Retype all of the data. Every line must match exactly.

◆ Dataset excerpts
::::::

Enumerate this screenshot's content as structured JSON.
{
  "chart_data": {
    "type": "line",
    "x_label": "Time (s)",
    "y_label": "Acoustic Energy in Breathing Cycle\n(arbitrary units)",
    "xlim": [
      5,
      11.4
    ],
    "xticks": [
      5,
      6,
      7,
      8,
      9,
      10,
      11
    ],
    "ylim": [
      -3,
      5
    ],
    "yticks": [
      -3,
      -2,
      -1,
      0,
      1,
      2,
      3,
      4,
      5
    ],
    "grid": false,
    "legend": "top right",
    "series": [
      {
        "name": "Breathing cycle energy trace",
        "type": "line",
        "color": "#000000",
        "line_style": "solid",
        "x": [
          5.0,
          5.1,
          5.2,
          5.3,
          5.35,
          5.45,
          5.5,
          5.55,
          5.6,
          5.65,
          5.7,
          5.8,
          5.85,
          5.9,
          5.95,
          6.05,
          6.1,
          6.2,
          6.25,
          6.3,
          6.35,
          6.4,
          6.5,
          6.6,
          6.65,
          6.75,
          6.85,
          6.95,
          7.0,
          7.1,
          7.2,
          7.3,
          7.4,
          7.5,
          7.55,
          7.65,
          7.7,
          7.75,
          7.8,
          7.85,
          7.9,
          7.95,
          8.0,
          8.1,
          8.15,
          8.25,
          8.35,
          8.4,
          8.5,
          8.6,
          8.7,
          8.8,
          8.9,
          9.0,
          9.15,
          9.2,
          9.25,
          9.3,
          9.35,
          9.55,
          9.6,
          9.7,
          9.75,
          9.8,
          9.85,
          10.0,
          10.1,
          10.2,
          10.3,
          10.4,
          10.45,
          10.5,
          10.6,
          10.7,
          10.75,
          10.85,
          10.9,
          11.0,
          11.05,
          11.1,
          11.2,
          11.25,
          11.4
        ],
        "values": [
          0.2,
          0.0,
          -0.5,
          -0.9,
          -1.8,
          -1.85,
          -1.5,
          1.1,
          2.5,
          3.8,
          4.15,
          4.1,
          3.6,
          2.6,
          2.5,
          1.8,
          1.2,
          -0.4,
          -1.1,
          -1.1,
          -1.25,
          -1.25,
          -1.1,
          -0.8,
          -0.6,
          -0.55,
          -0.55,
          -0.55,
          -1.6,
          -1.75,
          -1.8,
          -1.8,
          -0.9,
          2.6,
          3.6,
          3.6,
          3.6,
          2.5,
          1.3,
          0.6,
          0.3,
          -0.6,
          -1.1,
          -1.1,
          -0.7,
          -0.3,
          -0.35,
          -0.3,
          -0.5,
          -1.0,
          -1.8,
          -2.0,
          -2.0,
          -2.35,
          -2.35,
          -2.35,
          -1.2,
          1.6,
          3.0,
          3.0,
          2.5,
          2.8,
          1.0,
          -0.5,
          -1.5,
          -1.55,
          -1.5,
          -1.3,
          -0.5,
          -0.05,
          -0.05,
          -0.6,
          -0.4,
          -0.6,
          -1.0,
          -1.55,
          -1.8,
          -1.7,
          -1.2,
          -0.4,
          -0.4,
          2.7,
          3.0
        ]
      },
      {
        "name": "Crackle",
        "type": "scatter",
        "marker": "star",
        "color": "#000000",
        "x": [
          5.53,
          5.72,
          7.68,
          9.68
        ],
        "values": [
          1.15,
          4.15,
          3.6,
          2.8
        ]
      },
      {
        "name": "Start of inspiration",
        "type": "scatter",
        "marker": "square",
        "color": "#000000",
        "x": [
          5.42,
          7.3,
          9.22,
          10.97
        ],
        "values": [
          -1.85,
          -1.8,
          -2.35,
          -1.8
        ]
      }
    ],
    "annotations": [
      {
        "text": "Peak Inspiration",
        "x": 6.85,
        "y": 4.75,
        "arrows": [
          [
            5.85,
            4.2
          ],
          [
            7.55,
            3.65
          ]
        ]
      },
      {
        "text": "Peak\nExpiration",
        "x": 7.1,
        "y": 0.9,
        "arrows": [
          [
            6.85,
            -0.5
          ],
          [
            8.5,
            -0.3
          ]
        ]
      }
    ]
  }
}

::::::

◆ Output of the exercise
Enumerate this screenshot's content as structured JSON.
{
  "chart_data": {
    "type": "line",
    "x_label": "Time (s)",
    "y_label": "Acoustic Energy in Breathing Cycle\n(arbitrary units)",
    "xlim": [
      5,
      11.4
    ],
    "xticks": [
      5,
      6,
      7,
      8,
      9,
      10,
      11
    ],
    "ylim": [
      -3,
      5
    ],
    "yticks": [
      -3,
      -2,
      -1,
      0,
      1,
      2,
      3,
      4,
      5
    ],
    "grid": false,
    "legend": "top right",
    "series": [
      {
        "name": "Breathing cycle energy trace",
        "type": "line",
        "color": "#000000",
        "line_style": "solid",
        "x": [
          5.0,
          5.1,
          5.2,
          5.3,
          5.35,
          5.45,
          5.5,
          5.55,
          5.6,
          5.65,
          5.7,
          5.8,
          5.85,
          5.9,
          5.95,
          6.05,
          6.1,
          6.2,
          6.25,
          6.3,
          6.35,
          6.4,
          6.5,
          6.6,
          6.65,
          6.75,
          6.85,
          6.95,
          7.0,
          7.1,
          7.2,
          7.3,
          7.4,
          7.5,
          7.55,
          7.65,
          7.7,
          7.75,
          7.8,
          7.85,
          7.9,
          7.95,
          8.0,
          8.1,
          8.15,
          8.25,
          8.35,
          8.4,
          8.5,
          8.6,
          8.7,
          8.8,
          8.9,
          9.0,
          9.15,
          9.2,
          9.25,
          9.3,
          9.35,
          9.55,
          9.6,
          9.7,
          9.75,
          9.8,
          9.85,
          10.0,
          10.1,
          10.2,
          10.3,
          10.4,
          10.45,
          10.5,
          10.6,
          10.7,
          10.75,
          10.85,
          10.9,
          11.0,
          11.05,
          11.1,
          11.2,
          11.25,
          11.4
        ],
        "values": [
          0.2,
          0.0,
          -0.5,
          -0.9,
          -1.8,
          -1.85,
          -1.5,
          1.1,
          2.5,
          3.8,
          4.15,
          4.1,
          3.6,
          2.6,
          2.5,
          1.8,
          1.2,
          -0.4,
          -1.1,
          -1.1,
          -1.25,
          -1.25,
          -1.1,
          -0.8,
          -0.6,
          -0.55,
          -0.55,
          -0.55,
          -1.6,
          -1.75,
          -1.8,
          -1.8,
          -0.9,
          2.6,
          3.6,
          3.6,
          3.6,
          2.5,
          1.3,
          0.6,
          0.3,
          -0.6,
          -1.1,
          -1.1,
          -0.7,
          -0.3,
          -0.35,
          -0.3,
          -0.5,
          -1.0,
          -1.8,
          -2.0,
          -2.0,
          -2.35,
          -2.35,
          -2.35,
          -1.2,
          1.6,
          3.0,
          3.0,
          2.5,
          2.8,
          1.0,
          -0.5,
          -1.5,
          -1.55,
          -1.5,
          -1.3,
          -0.5,
          -0.05,
          -0.05,
          -0.6,
          -0.4,
          -0.6,
          -1.0,
          -1.55,
          -1.8,
          -1.7,
          -1.2,
          -0.4,
          -0.4,
          2.7,
          3.0
        ]
      },
      {
        "name": "Crackle",
        "type": "scatter",
        "marker": "star",
        "color": "#000000",
        "x": [
          5.53,
          5.72,
          7.68,
          9.68
        ],
        "values": [
          1.15,
          4.15,
          3.6,
          2.8
        ]
      },
      {
        "name": "Start of inspiration",
        "type": "scatter",
        "marker": "square",
        "color": "#000000",
        "x": [
          5.42,
          7.3,
          9.22,
          10.97
        ],
        "values": [
          -1.85,
          -1.8,
          -2.35,
          -1.8
        ]
      }
    ],
    "annotations": [
      {
        "text": "Peak Inspiration",
        "x": 6.85,
        "y": 4.75,
        "arrows": [
          [
            5.85,
            4.2
          ],
          [
            7.55,
            3.65
          ]
        ]
      },
      {
        "text": "Peak\nExpiration",
        "x": 7.1,
        "y": 0.9,
        "arrows": [
          [
            6.85,
            -0.5
          ],
          [
            8.5,
            -0.3
          ]
        ]
      }
    ]
  }
}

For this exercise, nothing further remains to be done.